GOAL OF THE EXERCISE: Give every line of the data again, unchanged, but with no pictures.

PROVIDED DATA:
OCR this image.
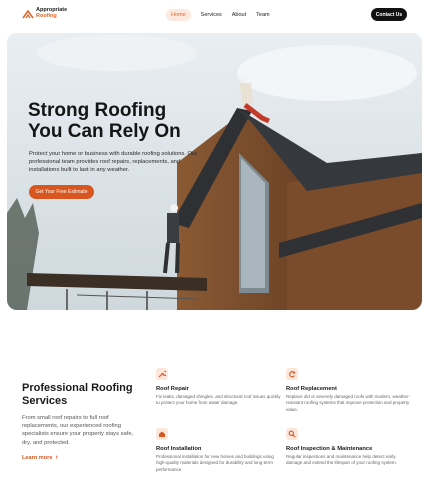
Appropriate
Roofing	Home	Services About Team	Contact Us
Strong Roofing
You Can Rely On
Protect your home or business with durable roofing solutions. Our professional team provides roof repairs, replacements, and installations built to last in any weather.
Get Your Free Estimate
Professional Roofing Services
From small roof repairs to full roof replacements, our experienced roofing specialists ensure your property stays safe, dry, and protected.
Learn more ›
Roof Repair
Fix leaks, damaged shingles, and structural roof issues quickly to protect your home from water damage.
Roof Replacement
Replace old or severely damaged roofs with modern, weather-resistant roofing systems that improve protection and property value.
Roof Installation
Professional installation for new homes and buildings using high-quality materials designed for durability and long-term performance.
Roof Inspection & Maintenance
Regular inspections and maintenance help detect early damage and extend the lifespan of your roofing system.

RESPONSE TO THE TASK:
OCR this image.
Appropriate
Roofing	Home	Services About Team	Contact Us
Strong Roofing
You Can Rely On
Protect your home or business with durable roofing solutions. Our professional team provides roof repairs, replacements, and installations built to last in any weather.
Get Your Free Estimate
Professional Roofing Services
From small roof repairs to full roof replacements, our experienced roofing specialists ensure your property stays safe, dry, and protected.
Learn more ›
Roof Repair
Fix leaks, damaged shingles, and structural roof issues quickly to protect your home from water damage.
Roof Replacement
Replace old or severely damaged roofs with modern, weather-resistant roofing systems that improve protection and property value.
Roof Installation
Professional installation for new homes and buildings using high-quality materials designed for durability and long-term performance.
Roof Inspection & Maintenance
Regular inspections and maintenance help detect early damage and extend the lifespan of your roofing system.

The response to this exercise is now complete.